**Directions for this task**. Your task is to copy every line of this material exactly.

**Entries shown**.
=-=-=

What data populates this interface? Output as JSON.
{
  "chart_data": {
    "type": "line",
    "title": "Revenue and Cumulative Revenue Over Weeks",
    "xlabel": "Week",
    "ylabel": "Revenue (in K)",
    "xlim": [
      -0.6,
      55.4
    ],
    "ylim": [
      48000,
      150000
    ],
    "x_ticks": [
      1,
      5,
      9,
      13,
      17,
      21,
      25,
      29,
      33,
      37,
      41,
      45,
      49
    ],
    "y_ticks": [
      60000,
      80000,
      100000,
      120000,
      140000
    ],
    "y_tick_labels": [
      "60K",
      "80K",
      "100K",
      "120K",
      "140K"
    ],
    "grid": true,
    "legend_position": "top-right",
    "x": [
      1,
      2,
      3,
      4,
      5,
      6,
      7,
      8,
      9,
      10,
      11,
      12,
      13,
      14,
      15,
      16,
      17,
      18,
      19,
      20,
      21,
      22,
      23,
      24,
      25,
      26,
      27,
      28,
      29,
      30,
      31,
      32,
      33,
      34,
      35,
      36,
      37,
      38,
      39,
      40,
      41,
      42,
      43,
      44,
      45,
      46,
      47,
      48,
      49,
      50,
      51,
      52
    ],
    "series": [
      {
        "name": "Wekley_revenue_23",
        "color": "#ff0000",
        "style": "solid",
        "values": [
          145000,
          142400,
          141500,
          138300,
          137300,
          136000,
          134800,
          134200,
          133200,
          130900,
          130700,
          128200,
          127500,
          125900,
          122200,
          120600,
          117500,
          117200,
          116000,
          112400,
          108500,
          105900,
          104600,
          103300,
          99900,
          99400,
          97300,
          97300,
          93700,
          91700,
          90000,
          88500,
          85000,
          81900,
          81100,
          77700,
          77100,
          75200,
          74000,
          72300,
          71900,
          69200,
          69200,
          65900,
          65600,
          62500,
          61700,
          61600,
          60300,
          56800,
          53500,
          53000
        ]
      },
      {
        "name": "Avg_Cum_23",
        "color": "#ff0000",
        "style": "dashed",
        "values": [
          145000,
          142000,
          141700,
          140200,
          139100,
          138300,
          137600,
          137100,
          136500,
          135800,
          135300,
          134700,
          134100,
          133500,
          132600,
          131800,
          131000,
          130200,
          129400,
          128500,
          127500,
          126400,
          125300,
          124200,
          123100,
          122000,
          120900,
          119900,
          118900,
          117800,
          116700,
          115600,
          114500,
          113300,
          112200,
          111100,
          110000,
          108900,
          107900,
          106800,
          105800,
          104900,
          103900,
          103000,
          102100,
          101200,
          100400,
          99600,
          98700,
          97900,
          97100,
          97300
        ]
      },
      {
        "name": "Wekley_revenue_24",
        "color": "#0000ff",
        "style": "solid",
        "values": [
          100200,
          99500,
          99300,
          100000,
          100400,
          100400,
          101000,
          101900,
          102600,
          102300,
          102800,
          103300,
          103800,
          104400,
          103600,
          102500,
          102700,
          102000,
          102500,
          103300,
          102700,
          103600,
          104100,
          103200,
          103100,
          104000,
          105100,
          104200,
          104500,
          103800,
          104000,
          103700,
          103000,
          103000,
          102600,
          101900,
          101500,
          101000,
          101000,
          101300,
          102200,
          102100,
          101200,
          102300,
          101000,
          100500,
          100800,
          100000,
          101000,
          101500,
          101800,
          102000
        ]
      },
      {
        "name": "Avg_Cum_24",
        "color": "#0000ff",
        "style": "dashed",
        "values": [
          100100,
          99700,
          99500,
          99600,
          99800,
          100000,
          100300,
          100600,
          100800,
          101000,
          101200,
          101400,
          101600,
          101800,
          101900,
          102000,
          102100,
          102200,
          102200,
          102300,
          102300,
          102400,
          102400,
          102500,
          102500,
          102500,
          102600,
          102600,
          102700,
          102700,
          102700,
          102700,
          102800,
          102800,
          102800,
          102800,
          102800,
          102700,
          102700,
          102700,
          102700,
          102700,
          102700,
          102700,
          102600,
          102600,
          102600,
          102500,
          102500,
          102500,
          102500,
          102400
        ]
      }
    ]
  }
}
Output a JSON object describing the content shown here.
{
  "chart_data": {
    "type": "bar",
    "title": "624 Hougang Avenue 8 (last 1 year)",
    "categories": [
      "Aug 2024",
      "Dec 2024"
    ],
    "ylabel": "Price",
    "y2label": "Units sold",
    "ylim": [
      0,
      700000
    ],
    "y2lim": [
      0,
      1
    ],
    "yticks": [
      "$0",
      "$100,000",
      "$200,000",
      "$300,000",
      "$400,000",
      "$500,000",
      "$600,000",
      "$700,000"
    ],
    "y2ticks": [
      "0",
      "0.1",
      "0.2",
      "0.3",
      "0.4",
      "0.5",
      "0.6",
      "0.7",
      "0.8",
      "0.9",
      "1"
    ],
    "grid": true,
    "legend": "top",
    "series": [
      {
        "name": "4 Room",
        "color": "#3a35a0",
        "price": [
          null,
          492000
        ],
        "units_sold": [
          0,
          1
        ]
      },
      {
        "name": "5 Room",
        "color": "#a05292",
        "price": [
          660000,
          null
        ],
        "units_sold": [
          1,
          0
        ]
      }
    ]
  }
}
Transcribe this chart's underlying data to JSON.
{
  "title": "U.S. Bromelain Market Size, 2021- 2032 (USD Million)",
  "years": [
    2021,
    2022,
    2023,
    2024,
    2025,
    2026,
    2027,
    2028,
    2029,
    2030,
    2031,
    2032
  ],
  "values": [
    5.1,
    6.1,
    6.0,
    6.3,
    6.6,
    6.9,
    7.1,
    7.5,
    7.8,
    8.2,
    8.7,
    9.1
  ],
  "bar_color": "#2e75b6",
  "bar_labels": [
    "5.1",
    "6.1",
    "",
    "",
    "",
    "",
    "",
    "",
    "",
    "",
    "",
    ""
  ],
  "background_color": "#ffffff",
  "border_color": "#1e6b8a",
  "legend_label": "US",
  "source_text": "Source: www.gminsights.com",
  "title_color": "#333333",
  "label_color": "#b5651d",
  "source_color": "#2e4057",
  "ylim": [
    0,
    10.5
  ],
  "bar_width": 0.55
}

=-=-=

**Task result**.
What data populates this interface? Output as JSON.
{
  "chart_data": {
    "type": "line",
    "title": "Revenue and Cumulative Revenue Over Weeks",
    "xlabel": "Week",
    "ylabel": "Revenue (in K)",
    "xlim": [
      -0.6,
      55.4
    ],
    "ylim": [
      48000,
      150000
    ],
    "x_ticks": [
      1,
      5,
      9,
      13,
      17,
      21,
      25,
      29,
      33,
      37,
      41,
      45,
      49
    ],
    "y_ticks": [
      60000,
      80000,
      100000,
      120000,
      140000
    ],
    "y_tick_labels": [
      "60K",
      "80K",
      "100K",
      "120K",
      "140K"
    ],
    "grid": true,
    "legend_position": "top-right",
    "x": [
      1,
      2,
      3,
      4,
      5,
      6,
      7,
      8,
      9,
      10,
      11,
      12,
      13,
      14,
      15,
      16,
      17,
      18,
      19,
      20,
      21,
      22,
      23,
      24,
      25,
      26,
      27,
      28,
      29,
      30,
      31,
      32,
      33,
      34,
      35,
      36,
      37,
      38,
      39,
      40,
      41,
      42,
      43,
      44,
      45,
      46,
      47,
      48,
      49,
      50,
      51,
      52
    ],
    "series": [
      {
        "name": "Wekley_revenue_23",
        "color": "#ff0000",
        "style": "solid",
        "values": [
          145000,
          142400,
          141500,
          138300,
          137300,
          136000,
          134800,
          134200,
          133200,
          130900,
          130700,
          128200,
          127500,
          125900,
          122200,
          120600,
          117500,
          117200,
          116000,
          112400,
          108500,
          105900,
          104600,
          103300,
          99900,
          99400,
          97300,
          97300,
          93700,
          91700,
          90000,
          88500,
          85000,
          81900,
          81100,
          77700,
          77100,
          75200,
          74000,
          72300,
          71900,
          69200,
          69200,
          65900,
          65600,
          62500,
          61700,
          61600,
          60300,
          56800,
          53500,
          53000
        ]
      },
      {
        "name": "Avg_Cum_23",
        "color": "#ff0000",
        "style": "dashed",
        "values": [
          145000,
          142000,
          141700,
          140200,
          139100,
          138300,
          137600,
          137100,
          136500,
          135800,
          135300,
          134700,
          134100,
          133500,
          132600,
          131800,
          131000,
          130200,
          129400,
          128500,
          127500,
          126400,
          125300,
          124200,
          123100,
          122000,
          120900,
          119900,
          118900,
          117800,
          116700,
          115600,
          114500,
          113300,
          112200,
          111100,
          110000,
          108900,
          107900,
          106800,
          105800,
          104900,
          103900,
          103000,
          102100,
          101200,
          100400,
          99600,
          98700,
          97900,
          97100,
          97300
        ]
      },
      {
        "name": "Wekley_revenue_24",
        "color": "#0000ff",
        "style": "solid",
        "values": [
          100200,
          99500,
          99300,
          100000,
          100400,
          100400,
          101000,
          101900,
          102600,
          102300,
          102800,
          103300,
          103800,
          104400,
          103600,
          102500,
          102700,
          102000,
          102500,
          103300,
          102700,
          103600,
          104100,
          103200,
          103100,
          104000,
          105100,
          104200,
          104500,
          103800,
          104000,
          103700,
          103000,
          103000,
          102600,
          101900,
          101500,
          101000,
          101000,
          101300,
          102200,
          102100,
          101200,
          102300,
          101000,
          100500,
          100800,
          100000,
          101000,
          101500,
          101800,
          102000
        ]
      },
      {
        "name": "Avg_Cum_24",
        "color": "#0000ff",
        "style": "dashed",
        "values": [
          100100,
          99700,
          99500,
          99600,
          99800,
          100000,
          100300,
          100600,
          100800,
          101000,
          101200,
          101400,
          101600,
          101800,
          101900,
          102000,
          102100,
          102200,
          102200,
          102300,
          102300,
          102400,
          102400,
          102500,
          102500,
          102500,
          102600,
          102600,
          102700,
          102700,
          102700,
          102700,
          102800,
          102800,
          102800,
          102800,
          102800,
          102700,
          102700,
          102700,
          102700,
          102700,
          102700,
          102700,
          102600,
          102600,
          102600,
          102500,
          102500,
          102500,
          102500,
          102400
        ]
      }
    ]
  }
}
Output a JSON object describing the content shown here.
{
  "chart_data": {
    "type": "bar",
    "title": "624 Hougang Avenue 8 (last 1 year)",
    "categories": [
      "Aug 2024",
      "Dec 2024"
    ],
    "ylabel": "Price",
    "y2label": "Units sold",
    "ylim": [
      0,
      700000
    ],
    "y2lim": [
      0,
      1
    ],
    "yticks": [
      "$0",
      "$100,000",
      "$200,000",
      "$300,000",
      "$400,000",
      "$500,000",
      "$600,000",
      "$700,000"
    ],
    "y2ticks": [
      "0",
      "0.1",
      "0.2",
      "0.3",
      "0.4",
      "0.5",
      "0.6",
      "0.7",
      "0.8",
      "0.9",
      "1"
    ],
    "grid": true,
    "legend": "top",
    "series": [
      {
        "name": "4 Room",
        "color": "#3a35a0",
        "price": [
          null,
          492000
        ],
        "units_sold": [
          0,
          1
        ]
      },
      {
        "name": "5 Room",
        "color": "#a05292",
        "price": [
          660000,
          null
        ],
        "units_sold": [
          1,
          0
        ]
      }
    ]
  }
}
Transcribe this chart's underlying data to JSON.
{
  "title": "U.S. Bromelain Market Size, 2021- 2032 (USD Million)",
  "years": [
    2021,
    2022,
    2023,
    2024,
    2025,
    2026,
    2027,
    2028,
    2029,
    2030,
    2031,
    2032
  ],
  "values": [
    5.1,
    6.1,
    6.0,
    6.3,
    6.6,
    6.9,
    7.1,
    7.5,
    7.8,
    8.2,
    8.7,
    9.1
  ],
  "bar_color": "#2e75b6",
  "bar_labels": [
    "5.1",
    "6.1",
    "",
    "",
    "",
    "",
    "",
    "",
    "",
    "",
    "",
    ""
  ],
  "background_color": "#ffffff",
  "border_color": "#1e6b8a",
  "legend_label": "US",
  "source_text": "Source: www.gminsights.com",
  "title_color": "#333333",
  "label_color": "#b5651d",
  "source_color": "#2e4057",
  "ylim": [
    0,
    10.5
  ],
  "bar_width": 0.55
}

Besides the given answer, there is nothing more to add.